§ **PROVIDED MATERIAL**:
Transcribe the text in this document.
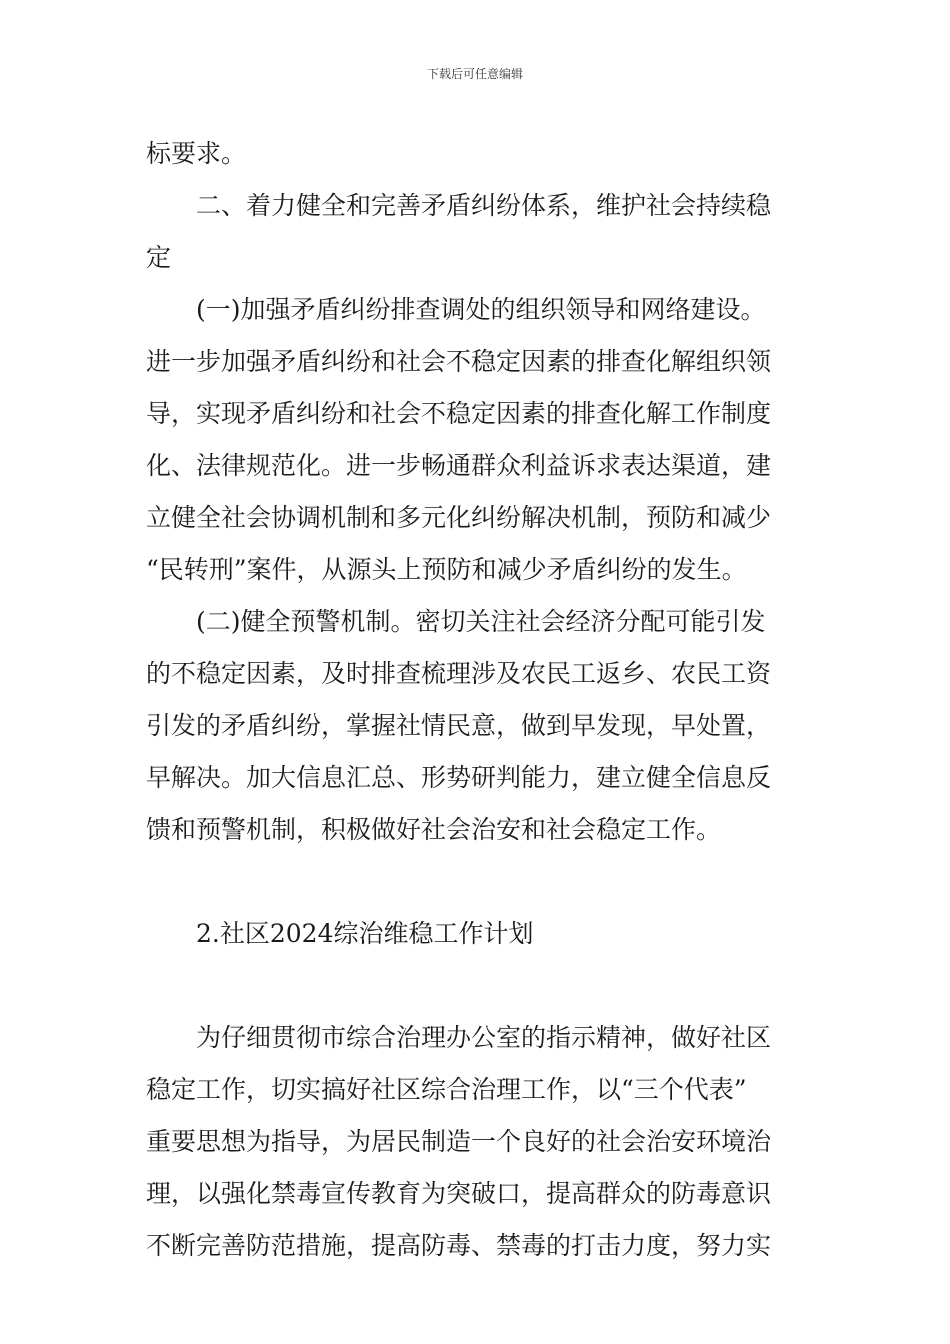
下载后可任意编辑
标要求。
二、着力健全和完善矛盾纠纷体系，维护社会持续稳
定
(一)加强矛盾纠纷排查调处的组织领导和网络建设。
进一步加强矛盾纠纷和社会不稳定因素的排查化解组织领
导，实现矛盾纠纷和社会不稳定因素的排查化解工作制度
化、法律规范化。进一步畅通群众利益诉求表达渠道，建
立健全社会协调机制和多元化纠纷解决机制，预防和减少
“民转刑”案件，从源头上预防和减少矛盾纠纷的发生。
(二)健全预警机制。密切关注社会经济分配可能引发
的不稳定因素，及时排查梳理涉及农民工返乡、农民工资
引发的矛盾纠纷，掌握社情民意，做到早发现，早处置，
早解决。加大信息汇总、形势研判能力，建立健全信息反
馈和预警机制，积极做好社会治安和社会稳定工作。
2.社区2024综治维稳工作计划
为仔细贯彻市综合治理办公室的指示精神，做好社区
稳定工作，切实搞好社区综合治理工作，以“三个代表”
重要思想为指导，为居民制造一个良好的社会治安环境治
理，以强化禁毒宣传教育为突破口，提高群众的防毒意识
不断完善防范措施，提高防毒、禁毒的打击力度，努力实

§ **PROBLEM TO WORK ON**: Verbatim reproduction of every record is required; images are left out.

§ **SOLVED EXERCISE**:
Transcribe the text in this document.
下载后可任意编辑
标要求。
二、着力健全和完善矛盾纠纷体系，维护社会持续稳
定
(一)加强矛盾纠纷排查调处的组织领导和网络建设。
进一步加强矛盾纠纷和社会不稳定因素的排查化解组织领
导，实现矛盾纠纷和社会不稳定因素的排查化解工作制度
化、法律规范化。进一步畅通群众利益诉求表达渠道，建
立健全社会协调机制和多元化纠纷解决机制，预防和减少
“民转刑”案件，从源头上预防和减少矛盾纠纷的发生。
(二)健全预警机制。密切关注社会经济分配可能引发
的不稳定因素，及时排查梳理涉及农民工返乡、农民工资
引发的矛盾纠纷，掌握社情民意，做到早发现，早处置，
早解决。加大信息汇总、形势研判能力，建立健全信息反
馈和预警机制，积极做好社会治安和社会稳定工作。
2.社区2024综治维稳工作计划
为仔细贯彻市综合治理办公室的指示精神，做好社区
稳定工作，切实搞好社区综合治理工作，以“三个代表”
重要思想为指导，为居民制造一个良好的社会治安环境治
理，以强化禁毒宣传教育为突破口，提高群众的防毒意识
不断完善防范措施，提高防毒、禁毒的打击力度，努力实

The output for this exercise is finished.